> **Aim**
Copy out the listing that follows exactly, dropping every picture.

>> BEGIN Records shown

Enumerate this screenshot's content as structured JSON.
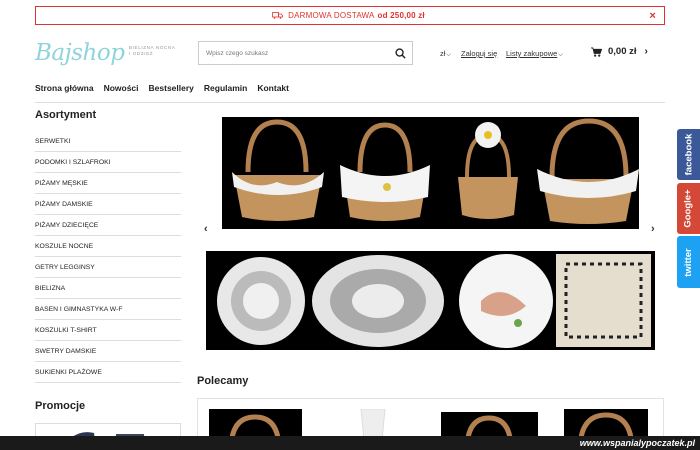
{
  "promo_bar": {
    "text_before": "DARMOWA DOSTAWA",
    "text_bold": "od 250,00 zł",
    "close": "×"
  },
  "header": {
    "logo": "Bajshop",
    "tagline": [
      "BIELIZNA NOCNA",
      "I ODZIEŻ"
    ],
    "search_placeholder": "Wpisz czego szukasz",
    "currency": "zł",
    "login": "Zaloguj się",
    "lists": "Listy zakupowe",
    "cart_amount": "0,00 zł"
  },
  "nav": [
    "Strona główna",
    "Nowości",
    "Bestsellery",
    "Regulamin",
    "Kontakt"
  ],
  "sidebar": {
    "title": "Asortyment",
    "categories": [
      "SERWETKI",
      "PODOMKI I SZLAFROKI",
      "PIŻAMY MĘSKIE",
      "PIŻAMY DAMSKIE",
      "PIŻAMY DZIECIĘCE",
      "KOSZULE NOCNE",
      "GETRY LEGGINSY",
      "BIELIZNA",
      "BASEN I GIMNASTYKA W-F",
      "KOSZULKI T-SHIRT",
      "SWETRY DAMSKIE",
      "SUKIENKI PLAŻOWE"
    ],
    "promo_title": "Promocje"
  },
  "recommended_title": "Polecamy",
  "social": [
    "facebook",
    "Google+",
    "twitter"
  ],
  "watermark": "www.wspanialypoczatek.pl",
  "colors": {
    "accent_red": "#dd3333",
    "logo": "#8fd4dc",
    "facebook": "#3b5998",
    "google": "#d34836",
    "twitter": "#1da1f2"
  }
}
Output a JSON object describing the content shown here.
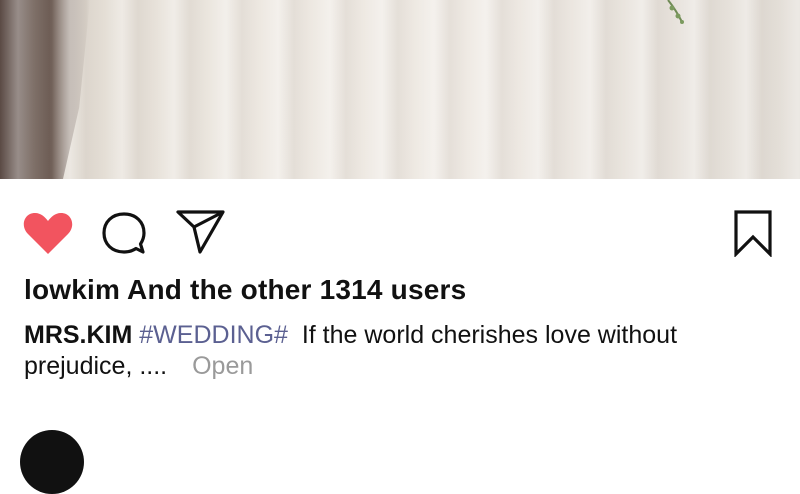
{
  "post": {
    "image_description_icon": "wedding-dress-photo",
    "actions": {
      "like_icon": "heart-filled-icon",
      "like_color": "#f2545f",
      "comment_icon": "comment-bubble-icon",
      "share_icon": "send-plane-icon",
      "save_icon": "bookmark-icon"
    },
    "likes_text": "lowkim And the other 1314 users",
    "caption": {
      "author": "MRS.KIM",
      "hashtag": "#WEDDING#",
      "text": "If the world cherishes love without prejudice, ....",
      "more_label": "Open"
    }
  }
}
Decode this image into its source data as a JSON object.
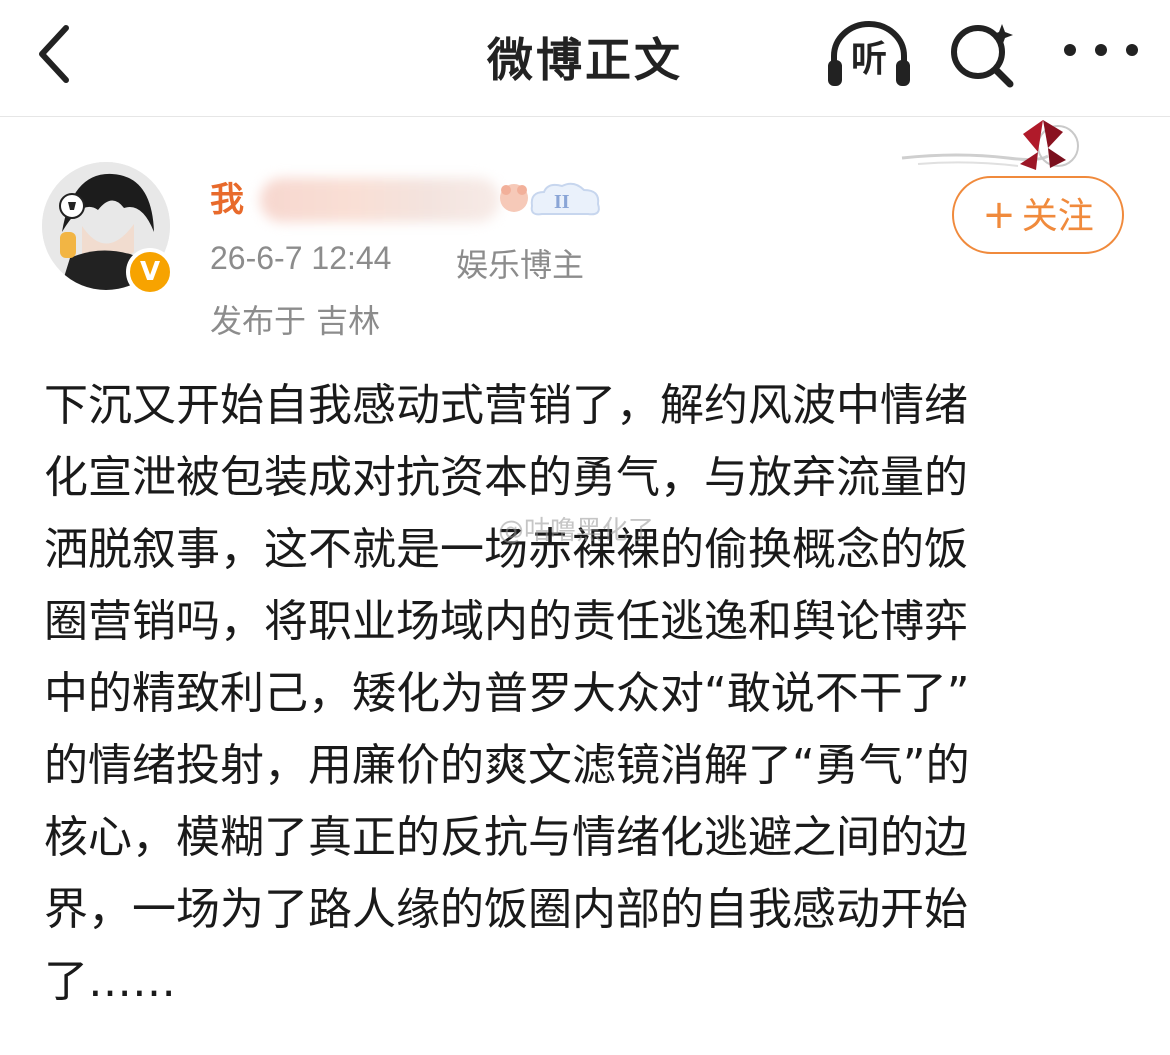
{
  "header": {
    "title": "微博正文",
    "listen_label": "听",
    "icons": [
      "back-chevron-icon",
      "listen-headphone-icon",
      "search-icon",
      "more-dots-icon"
    ]
  },
  "post": {
    "author": {
      "name_visible": "我",
      "avatar": "anime-avatar",
      "verified_badge": "V",
      "level_badge": "II"
    },
    "timestamp": "26-6-7 12:44",
    "role": "娱乐博主",
    "location": "发布于 吉林",
    "follow_label": "关注",
    "follow_plus": "+",
    "text_lines": [
      "下沉又开始自我感动式营销了，解约风波中情绪",
      "化宣泄被包装成对抗资本的勇气，与放弃流量的",
      "洒脱叙事，这不就是一场赤裸裸的偷换概念的饭",
      "圈营销吗，将职业场域内的责任逃逸和舆论博弈",
      "中的精致利己，矮化为普罗大众对“敢说不干了”",
      "的情绪投射，用廉价的爽文滤镜消解了“勇气”的",
      "核心，模糊了真正的反抗与情绪化逃避之间的边",
      "界，一场为了路人缘的饭圈内部的自我感动开始",
      "了……"
    ],
    "watermark": "@咕噜黑化了"
  },
  "colors": {
    "accent_orange": "#f08a3c",
    "username_orange": "#e86a2b",
    "meta_gray": "#8c8c8c",
    "verified_gold": "#f7a300"
  }
}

>> END Records shown

> **The reply**
Enumerate this screenshot's content as structured JSON.
{
  "promo_bar": {
    "text_before": "DARMOWA DOSTAWA",
    "text_bold": "od 250,00 zł",
    "close": "×"
  },
  "header": {
    "logo": "Bajshop",
    "tagline": [
      "BIELIZNA NOCNA",
      "I ODZIEŻ"
    ],
    "search_placeholder": "Wpisz czego szukasz",
    "currency": "zł",
    "login": "Zaloguj się",
    "lists": "Listy zakupowe",
    "cart_amount": "0,00 zł"
  },
  "nav": [
    "Strona główna",
    "Nowości",
    "Bestsellery",
    "Regulamin",
    "Kontakt"
  ],
  "sidebar": {
    "title": "Asortyment",
    "categories": [
      "SERWETKI",
      "PODOMKI I SZLAFROKI",
      "PIŻAMY MĘSKIE",
      "PIŻAMY DAMSKIE",
      "PIŻAMY DZIECIĘCE",
      "KOSZULE NOCNE",
      "GETRY LEGGINSY",
      "BIELIZNA",
      "BASEN I GIMNASTYKA W-F",
      "KOSZULKI T-SHIRT",
      "SWETRY DAMSKIE",
      "SUKIENKI PLAŻOWE"
    ],
    "promo_title": "Promocje"
  },
  "recommended_title": "Polecamy",
  "social": [
    "facebook",
    "Google+",
    "twitter"
  ],
  "watermark": "www.wspanialypoczatek.pl",
  "colors": {
    "accent_red": "#dd3333",
    "logo": "#8fd4dc",
    "facebook": "#3b5998",
    "google": "#d34836",
    "twitter": "#1da1f2"
  }
}
Output a JSON object describing the content shown here.
{
  "post": {
    "image_description_icon": "wedding-dress-photo",
    "actions": {
      "like_icon": "heart-filled-icon",
      "like_color": "#f2545f",
      "comment_icon": "comment-bubble-icon",
      "share_icon": "send-plane-icon",
      "save_icon": "bookmark-icon"
    },
    "likes_text": "lowkim And the other 1314 users",
    "caption": {
      "author": "MRS.KIM",
      "hashtag": "#WEDDING#",
      "text": "If the world cherishes love without prejudice, ....",
      "more_label": "Open"
    }
  }
}
Decode this image into its source data as a JSON object.
{
  "header": {
    "title": "微博正文",
    "listen_label": "听",
    "icons": [
      "back-chevron-icon",
      "listen-headphone-icon",
      "search-icon",
      "more-dots-icon"
    ]
  },
  "post": {
    "author": {
      "name_visible": "我",
      "avatar": "anime-avatar",
      "verified_badge": "V",
      "level_badge": "II"
    },
    "timestamp": "26-6-7 12:44",
    "role": "娱乐博主",
    "location": "发布于 吉林",
    "follow_label": "关注",
    "follow_plus": "+",
    "text_lines": [
      "下沉又开始自我感动式营销了，解约风波中情绪",
      "化宣泄被包装成对抗资本的勇气，与放弃流量的",
      "洒脱叙事，这不就是一场赤裸裸的偷换概念的饭",
      "圈营销吗，将职业场域内的责任逃逸和舆论博弈",
      "中的精致利己，矮化为普罗大众对“敢说不干了”",
      "的情绪投射，用廉价的爽文滤镜消解了“勇气”的",
      "核心，模糊了真正的反抗与情绪化逃避之间的边",
      "界，一场为了路人缘的饭圈内部的自我感动开始",
      "了……"
    ],
    "watermark": "@咕噜黑化了"
  },
  "colors": {
    "accent_orange": "#f08a3c",
    "username_orange": "#e86a2b",
    "meta_gray": "#8c8c8c",
    "verified_gold": "#f7a300"
  }
}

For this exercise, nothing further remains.